§ Task to complete
Show each line from the listing that includes the word "color".

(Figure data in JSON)

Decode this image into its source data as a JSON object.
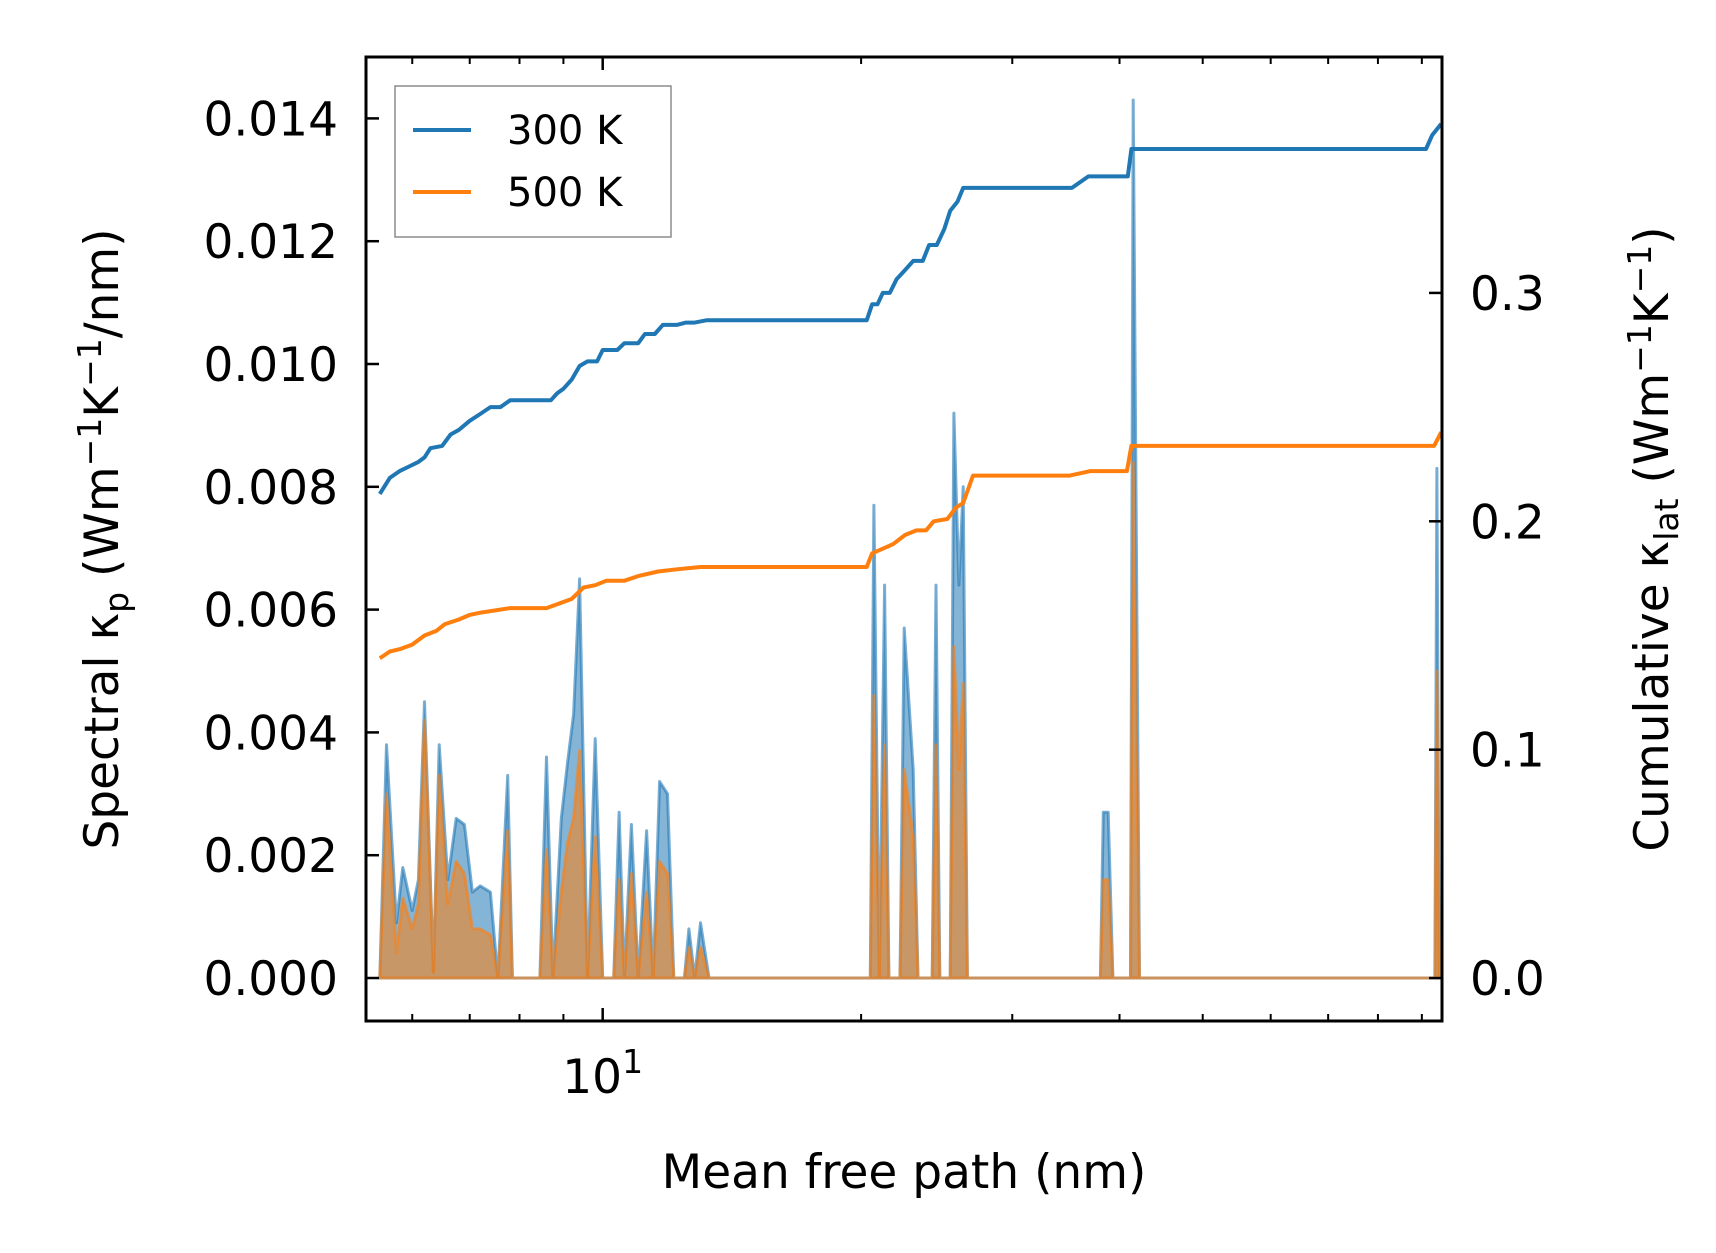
{
  "chart_data": {
    "type": "line",
    "xscale": "log",
    "xlim": [
      5.3,
      95
    ],
    "ylim_left": [
      -0.0007,
      0.015
    ],
    "ylim_right": [
      -0.0188,
      0.4033
    ],
    "xlabel": "Mean free path (nm)",
    "ylabel_left": {
      "main": "Spectral κ",
      "sub": "p",
      "unit_pre": " (Wm",
      "sup1": "−1",
      "unit_mid": "K",
      "sup2": "−1",
      "unit_post": "/nm)"
    },
    "ylabel_right": {
      "main": "Cumulative κ",
      "sub": "lat",
      "unit_pre": " (Wm",
      "sup1": "−1",
      "unit_mid": "K",
      "sup2": "−1",
      "unit_post": ")"
    },
    "x_major_ticks": [
      {
        "value": 10,
        "base": "10",
        "exp": "1"
      }
    ],
    "x_minor_ticks": [
      6,
      7,
      8,
      9,
      20,
      30,
      40,
      50,
      60,
      70,
      80,
      90
    ],
    "y_left_ticks": [
      {
        "value": 0.0,
        "label": "0.000"
      },
      {
        "value": 0.002,
        "label": "0.002"
      },
      {
        "value": 0.004,
        "label": "0.004"
      },
      {
        "value": 0.006,
        "label": "0.006"
      },
      {
        "value": 0.008,
        "label": "0.008"
      },
      {
        "value": 0.01,
        "label": "0.010"
      },
      {
        "value": 0.012,
        "label": "0.012"
      },
      {
        "value": 0.014,
        "label": "0.014"
      }
    ],
    "y_right_ticks": [
      {
        "value": 0.0,
        "label": "0.0"
      },
      {
        "value": 0.1,
        "label": "0.1"
      },
      {
        "value": 0.2,
        "label": "0.2"
      },
      {
        "value": 0.3,
        "label": "0.3"
      }
    ],
    "legend": {
      "position": "top-left",
      "entries": [
        {
          "label": "300 K",
          "color": "#1f77b4"
        },
        {
          "label": "500 K",
          "color": "#ff7f0e"
        }
      ]
    },
    "series": [
      {
        "name": "300 K",
        "color": "#1f77b4",
        "spectral": [
          [
            5.5,
            0
          ],
          [
            5.6,
            0.0038
          ],
          [
            5.75,
            0.0009
          ],
          [
            5.85,
            0.0018
          ],
          [
            6.0,
            0.0011
          ],
          [
            6.1,
            0.0016
          ],
          [
            6.2,
            0.0045
          ],
          [
            6.35,
            0.0001
          ],
          [
            6.45,
            0.0038
          ],
          [
            6.6,
            0.0016
          ],
          [
            6.75,
            0.0026
          ],
          [
            6.9,
            0.0025
          ],
          [
            7.05,
            0.0014
          ],
          [
            7.2,
            0.0015
          ],
          [
            7.4,
            0.0014
          ],
          [
            7.55,
            0
          ],
          [
            7.75,
            0.0033
          ],
          [
            7.85,
            0
          ],
          [
            8.45,
            0
          ],
          [
            8.6,
            0.0036
          ],
          [
            8.75,
            0
          ],
          [
            8.95,
            0.0026
          ],
          [
            9.1,
            0.0035
          ],
          [
            9.25,
            0.0043
          ],
          [
            9.4,
            0.0065
          ],
          [
            9.6,
            0
          ],
          [
            9.8,
            0.0039
          ],
          [
            10.0,
            0
          ],
          [
            10.3,
            0
          ],
          [
            10.45,
            0.0027
          ],
          [
            10.6,
            0
          ],
          [
            10.8,
            0.0025
          ],
          [
            11.0,
            0
          ],
          [
            11.25,
            0.0024
          ],
          [
            11.45,
            0
          ],
          [
            11.65,
            0.0032
          ],
          [
            11.9,
            0.003
          ],
          [
            12.1,
            0
          ],
          [
            12.45,
            0
          ],
          [
            12.6,
            0.0008
          ],
          [
            12.8,
            0
          ],
          [
            13.0,
            0.0009
          ],
          [
            13.3,
            0
          ],
          [
            20.5,
            0
          ],
          [
            20.7,
            0.0077
          ],
          [
            21.0,
            0
          ],
          [
            21.3,
            0.0064
          ],
          [
            21.55,
            0
          ],
          [
            22.2,
            0
          ],
          [
            22.45,
            0.0057
          ],
          [
            23.0,
            0.0034
          ],
          [
            23.3,
            0
          ],
          [
            24.2,
            0
          ],
          [
            24.45,
            0.0064
          ],
          [
            24.7,
            0
          ],
          [
            25.4,
            0
          ],
          [
            25.65,
            0.0092
          ],
          [
            26.0,
            0.0064
          ],
          [
            26.3,
            0.008
          ],
          [
            26.6,
            0
          ],
          [
            38.0,
            0
          ],
          [
            38.3,
            0.0027
          ],
          [
            38.8,
            0.0027
          ],
          [
            39.3,
            0
          ],
          [
            41.2,
            0
          ],
          [
            41.5,
            0.0143
          ],
          [
            42.2,
            0
          ],
          [
            93.2,
            0
          ],
          [
            93.7,
            0.0083
          ],
          [
            94.3,
            0
          ]
        ],
        "cumulative": [
          [
            5.5,
            0.212
          ],
          [
            5.65,
            0.219
          ],
          [
            5.8,
            0.222
          ],
          [
            5.95,
            0.224
          ],
          [
            6.1,
            0.226
          ],
          [
            6.2,
            0.228
          ],
          [
            6.3,
            0.232
          ],
          [
            6.5,
            0.233
          ],
          [
            6.65,
            0.238
          ],
          [
            6.8,
            0.24
          ],
          [
            7.0,
            0.244
          ],
          [
            7.2,
            0.247
          ],
          [
            7.4,
            0.25
          ],
          [
            7.6,
            0.25
          ],
          [
            7.8,
            0.253
          ],
          [
            8.3,
            0.253
          ],
          [
            8.7,
            0.253
          ],
          [
            8.85,
            0.256
          ],
          [
            9.0,
            0.258
          ],
          [
            9.2,
            0.262
          ],
          [
            9.4,
            0.268
          ],
          [
            9.6,
            0.27
          ],
          [
            9.85,
            0.27
          ],
          [
            10.0,
            0.275
          ],
          [
            10.4,
            0.275
          ],
          [
            10.6,
            0.278
          ],
          [
            11.0,
            0.278
          ],
          [
            11.2,
            0.282
          ],
          [
            11.5,
            0.282
          ],
          [
            11.75,
            0.286
          ],
          [
            12.2,
            0.286
          ],
          [
            12.5,
            0.287
          ],
          [
            12.8,
            0.287
          ],
          [
            13.2,
            0.288
          ],
          [
            20.3,
            0.288
          ],
          [
            20.6,
            0.295
          ],
          [
            20.9,
            0.295
          ],
          [
            21.2,
            0.3
          ],
          [
            21.6,
            0.3
          ],
          [
            22.0,
            0.306
          ],
          [
            22.5,
            0.31
          ],
          [
            23.0,
            0.314
          ],
          [
            23.6,
            0.314
          ],
          [
            24.0,
            0.321
          ],
          [
            24.5,
            0.321
          ],
          [
            25.0,
            0.328
          ],
          [
            25.4,
            0.336
          ],
          [
            25.9,
            0.34
          ],
          [
            26.3,
            0.346
          ],
          [
            33.0,
            0.346
          ],
          [
            35.2,
            0.346
          ],
          [
            36.8,
            0.351
          ],
          [
            40.9,
            0.351
          ],
          [
            41.3,
            0.363
          ],
          [
            88.0,
            0.363
          ],
          [
            91.0,
            0.363
          ],
          [
            92.5,
            0.369
          ],
          [
            94.8,
            0.374
          ]
        ]
      },
      {
        "name": "500 K",
        "color": "#ff7f0e",
        "spectral": [
          [
            5.5,
            0
          ],
          [
            5.6,
            0.003
          ],
          [
            5.75,
            0.0004
          ],
          [
            5.85,
            0.0013
          ],
          [
            6.0,
            0.0008
          ],
          [
            6.1,
            0.0012
          ],
          [
            6.2,
            0.0042
          ],
          [
            6.35,
            0.0001
          ],
          [
            6.45,
            0.0033
          ],
          [
            6.6,
            0.0012
          ],
          [
            6.75,
            0.0019
          ],
          [
            6.9,
            0.0017
          ],
          [
            7.05,
            0.0008
          ],
          [
            7.2,
            0.0008
          ],
          [
            7.4,
            0.0007
          ],
          [
            7.55,
            0
          ],
          [
            7.75,
            0.0024
          ],
          [
            7.85,
            0
          ],
          [
            8.45,
            0
          ],
          [
            8.6,
            0.0021
          ],
          [
            8.75,
            0
          ],
          [
            8.95,
            0.0014
          ],
          [
            9.1,
            0.0022
          ],
          [
            9.25,
            0.0026
          ],
          [
            9.4,
            0.0037
          ],
          [
            9.6,
            0
          ],
          [
            9.8,
            0.0023
          ],
          [
            10.0,
            0
          ],
          [
            10.3,
            0
          ],
          [
            10.45,
            0.0016
          ],
          [
            10.6,
            0
          ],
          [
            10.8,
            0.0017
          ],
          [
            11.0,
            0
          ],
          [
            11.25,
            0.0014
          ],
          [
            11.45,
            0
          ],
          [
            11.65,
            0.0019
          ],
          [
            11.9,
            0.0017
          ],
          [
            12.1,
            0
          ],
          [
            12.45,
            0
          ],
          [
            12.6,
            0.0005
          ],
          [
            12.8,
            0
          ],
          [
            13.0,
            0.0005
          ],
          [
            13.3,
            0
          ],
          [
            20.5,
            0
          ],
          [
            20.7,
            0.0046
          ],
          [
            21.0,
            0
          ],
          [
            21.3,
            0.0038
          ],
          [
            21.55,
            0
          ],
          [
            22.2,
            0
          ],
          [
            22.45,
            0.0034
          ],
          [
            23.0,
            0.0023
          ],
          [
            23.3,
            0
          ],
          [
            24.2,
            0
          ],
          [
            24.45,
            0.0038
          ],
          [
            24.7,
            0
          ],
          [
            25.4,
            0
          ],
          [
            25.65,
            0.0054
          ],
          [
            26.0,
            0.0034
          ],
          [
            26.3,
            0.0048
          ],
          [
            26.6,
            0
          ],
          [
            38.0,
            0
          ],
          [
            38.3,
            0.0016
          ],
          [
            38.8,
            0.0016
          ],
          [
            39.3,
            0
          ],
          [
            41.2,
            0
          ],
          [
            41.5,
            0.0084
          ],
          [
            42.2,
            0
          ],
          [
            93.2,
            0
          ],
          [
            93.7,
            0.005
          ],
          [
            94.3,
            0
          ]
        ],
        "cumulative": [
          [
            5.5,
            0.14
          ],
          [
            5.65,
            0.143
          ],
          [
            5.8,
            0.144
          ],
          [
            6.0,
            0.146
          ],
          [
            6.2,
            0.15
          ],
          [
            6.4,
            0.152
          ],
          [
            6.55,
            0.155
          ],
          [
            6.8,
            0.157
          ],
          [
            7.0,
            0.159
          ],
          [
            7.2,
            0.16
          ],
          [
            7.5,
            0.161
          ],
          [
            7.8,
            0.162
          ],
          [
            8.3,
            0.162
          ],
          [
            8.6,
            0.162
          ],
          [
            8.9,
            0.164
          ],
          [
            9.2,
            0.166
          ],
          [
            9.5,
            0.171
          ],
          [
            9.8,
            0.172
          ],
          [
            10.1,
            0.174
          ],
          [
            10.6,
            0.174
          ],
          [
            11.0,
            0.176
          ],
          [
            11.6,
            0.178
          ],
          [
            12.2,
            0.179
          ],
          [
            13.0,
            0.18
          ],
          [
            20.3,
            0.18
          ],
          [
            20.6,
            0.186
          ],
          [
            21.2,
            0.188
          ],
          [
            21.8,
            0.19
          ],
          [
            22.5,
            0.194
          ],
          [
            23.2,
            0.196
          ],
          [
            23.8,
            0.196
          ],
          [
            24.3,
            0.2
          ],
          [
            25.2,
            0.201
          ],
          [
            25.8,
            0.206
          ],
          [
            26.3,
            0.208
          ],
          [
            27.0,
            0.22
          ],
          [
            35.0,
            0.22
          ],
          [
            37.0,
            0.222
          ],
          [
            40.8,
            0.222
          ],
          [
            41.3,
            0.233
          ],
          [
            91.0,
            0.233
          ],
          [
            93.0,
            0.233
          ],
          [
            94.8,
            0.239
          ]
        ]
      }
    ]
  }
}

§ Task result
          "color": "#1f77b4"
          "color": "#ff7f0e"
        "color": "#1f77b4",
        "color": "#ff7f0e",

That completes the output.